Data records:
========================================================================
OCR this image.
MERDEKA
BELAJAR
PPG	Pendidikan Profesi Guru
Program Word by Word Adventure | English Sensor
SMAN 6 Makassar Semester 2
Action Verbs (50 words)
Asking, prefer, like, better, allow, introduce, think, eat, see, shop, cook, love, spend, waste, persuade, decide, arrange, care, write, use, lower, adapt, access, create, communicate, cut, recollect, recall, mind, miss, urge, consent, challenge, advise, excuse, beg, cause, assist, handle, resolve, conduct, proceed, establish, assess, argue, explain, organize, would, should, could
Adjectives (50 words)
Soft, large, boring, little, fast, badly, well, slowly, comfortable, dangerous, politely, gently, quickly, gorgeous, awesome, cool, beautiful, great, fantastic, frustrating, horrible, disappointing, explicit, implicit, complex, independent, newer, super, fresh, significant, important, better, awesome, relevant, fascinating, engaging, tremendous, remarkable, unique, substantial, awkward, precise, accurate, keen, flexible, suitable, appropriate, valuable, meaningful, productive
========================================================================
▶ _Written task_:
From the records above, extract every entry verbatim.

▶ _Full output_:
OCR this image.
MERDEKA
BELAJAR
PPG	Pendidikan Profesi Guru
Program Word by Word Adventure | English Sensor
SMAN 6 Makassar Semester 2
Action Verbs (50 words)
Asking, prefer, like, better, allow, introduce, think, eat, see, shop, cook, love, spend, waste, persuade, decide, arrange, care, write, use, lower, adapt, access, create, communicate, cut, recollect, recall, mind, miss, urge, consent, challenge, advise, excuse, beg, cause, assist, handle, resolve, conduct, proceed, establish, assess, argue, explain, organize, would, should, could
Adjectives (50 words)
Soft, large, boring, little, fast, badly, well, slowly, comfortable, dangerous, politely, gently, quickly, gorgeous, awesome, cool, beautiful, great, fantastic, frustrating, horrible, disappointing, explicit, implicit, complex, independent, newer, super, fresh, significant, important, better, awesome, relevant, fascinating, engaging, tremendous, remarkable, unique, substantial, awkward, precise, accurate, keen, flexible, suitable, appropriate, valuable, meaningful, productive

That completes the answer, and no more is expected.